§ Requirements:
List every line in this data where the string "JSON" occurs.

Rows from a figure dataset
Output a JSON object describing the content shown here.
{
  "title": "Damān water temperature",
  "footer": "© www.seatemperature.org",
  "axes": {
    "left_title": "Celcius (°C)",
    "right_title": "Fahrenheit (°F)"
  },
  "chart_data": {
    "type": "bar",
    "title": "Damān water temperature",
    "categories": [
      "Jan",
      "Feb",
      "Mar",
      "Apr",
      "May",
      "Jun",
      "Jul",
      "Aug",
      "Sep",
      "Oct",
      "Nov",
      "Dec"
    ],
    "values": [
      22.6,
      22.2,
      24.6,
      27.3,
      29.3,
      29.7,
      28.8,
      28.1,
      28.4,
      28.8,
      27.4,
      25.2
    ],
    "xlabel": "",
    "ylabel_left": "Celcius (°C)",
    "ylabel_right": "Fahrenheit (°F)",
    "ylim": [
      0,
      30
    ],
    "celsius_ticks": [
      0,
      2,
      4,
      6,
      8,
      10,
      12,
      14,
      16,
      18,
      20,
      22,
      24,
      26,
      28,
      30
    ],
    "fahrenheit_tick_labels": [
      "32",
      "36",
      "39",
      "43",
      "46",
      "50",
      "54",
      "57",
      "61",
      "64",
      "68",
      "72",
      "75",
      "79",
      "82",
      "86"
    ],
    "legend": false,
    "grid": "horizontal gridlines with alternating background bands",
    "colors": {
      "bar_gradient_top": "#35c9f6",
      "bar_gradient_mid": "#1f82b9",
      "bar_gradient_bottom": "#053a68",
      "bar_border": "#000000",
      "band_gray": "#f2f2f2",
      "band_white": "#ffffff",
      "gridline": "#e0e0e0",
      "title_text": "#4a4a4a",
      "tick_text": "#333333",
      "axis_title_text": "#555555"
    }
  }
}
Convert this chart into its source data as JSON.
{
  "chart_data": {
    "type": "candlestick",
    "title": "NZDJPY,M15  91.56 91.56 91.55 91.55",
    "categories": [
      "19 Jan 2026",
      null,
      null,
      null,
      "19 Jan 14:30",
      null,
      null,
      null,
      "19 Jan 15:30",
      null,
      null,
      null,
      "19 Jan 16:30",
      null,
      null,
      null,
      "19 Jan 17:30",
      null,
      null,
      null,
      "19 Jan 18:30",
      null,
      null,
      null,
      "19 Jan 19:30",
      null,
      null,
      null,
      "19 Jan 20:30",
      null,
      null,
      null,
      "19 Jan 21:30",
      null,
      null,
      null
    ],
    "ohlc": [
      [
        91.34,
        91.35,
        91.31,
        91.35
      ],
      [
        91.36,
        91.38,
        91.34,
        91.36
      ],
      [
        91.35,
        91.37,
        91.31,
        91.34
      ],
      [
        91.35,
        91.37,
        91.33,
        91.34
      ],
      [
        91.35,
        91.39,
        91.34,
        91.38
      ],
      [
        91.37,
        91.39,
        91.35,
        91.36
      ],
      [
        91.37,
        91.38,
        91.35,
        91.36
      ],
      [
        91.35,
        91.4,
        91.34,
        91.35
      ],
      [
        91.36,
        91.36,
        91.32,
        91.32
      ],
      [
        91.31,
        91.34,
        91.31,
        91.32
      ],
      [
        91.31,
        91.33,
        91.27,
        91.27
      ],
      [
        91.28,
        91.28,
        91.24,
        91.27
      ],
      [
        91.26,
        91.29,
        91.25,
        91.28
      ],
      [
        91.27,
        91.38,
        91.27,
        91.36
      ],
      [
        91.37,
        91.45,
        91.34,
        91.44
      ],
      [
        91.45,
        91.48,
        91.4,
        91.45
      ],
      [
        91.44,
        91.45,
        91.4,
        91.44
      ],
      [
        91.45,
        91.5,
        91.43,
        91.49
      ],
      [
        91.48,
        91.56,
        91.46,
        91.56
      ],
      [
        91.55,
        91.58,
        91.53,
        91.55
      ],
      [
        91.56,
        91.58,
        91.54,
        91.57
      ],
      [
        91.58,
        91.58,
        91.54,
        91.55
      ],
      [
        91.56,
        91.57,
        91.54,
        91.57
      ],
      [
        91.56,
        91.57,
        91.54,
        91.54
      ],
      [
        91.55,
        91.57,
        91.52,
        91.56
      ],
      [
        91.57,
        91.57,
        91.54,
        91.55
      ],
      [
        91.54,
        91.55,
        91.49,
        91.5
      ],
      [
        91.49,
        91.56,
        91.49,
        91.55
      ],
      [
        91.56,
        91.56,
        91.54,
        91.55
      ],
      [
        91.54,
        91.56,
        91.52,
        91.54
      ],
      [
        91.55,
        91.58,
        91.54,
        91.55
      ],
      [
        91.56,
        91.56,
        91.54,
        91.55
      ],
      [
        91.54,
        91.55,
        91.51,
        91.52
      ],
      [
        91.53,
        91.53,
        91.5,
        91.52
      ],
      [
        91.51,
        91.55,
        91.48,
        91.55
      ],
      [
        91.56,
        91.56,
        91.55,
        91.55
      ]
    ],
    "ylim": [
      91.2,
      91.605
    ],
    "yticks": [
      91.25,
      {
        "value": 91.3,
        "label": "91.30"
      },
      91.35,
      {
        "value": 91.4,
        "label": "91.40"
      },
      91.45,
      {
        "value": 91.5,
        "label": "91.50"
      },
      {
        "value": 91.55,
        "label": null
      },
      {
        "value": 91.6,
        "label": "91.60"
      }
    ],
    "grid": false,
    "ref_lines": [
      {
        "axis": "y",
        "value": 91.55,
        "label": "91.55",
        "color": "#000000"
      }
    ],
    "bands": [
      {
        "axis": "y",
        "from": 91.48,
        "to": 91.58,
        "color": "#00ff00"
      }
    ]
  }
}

§ Answer to this problem:
Output a JSON object describing the content shown here.
Convert this chart into its source data as JSON.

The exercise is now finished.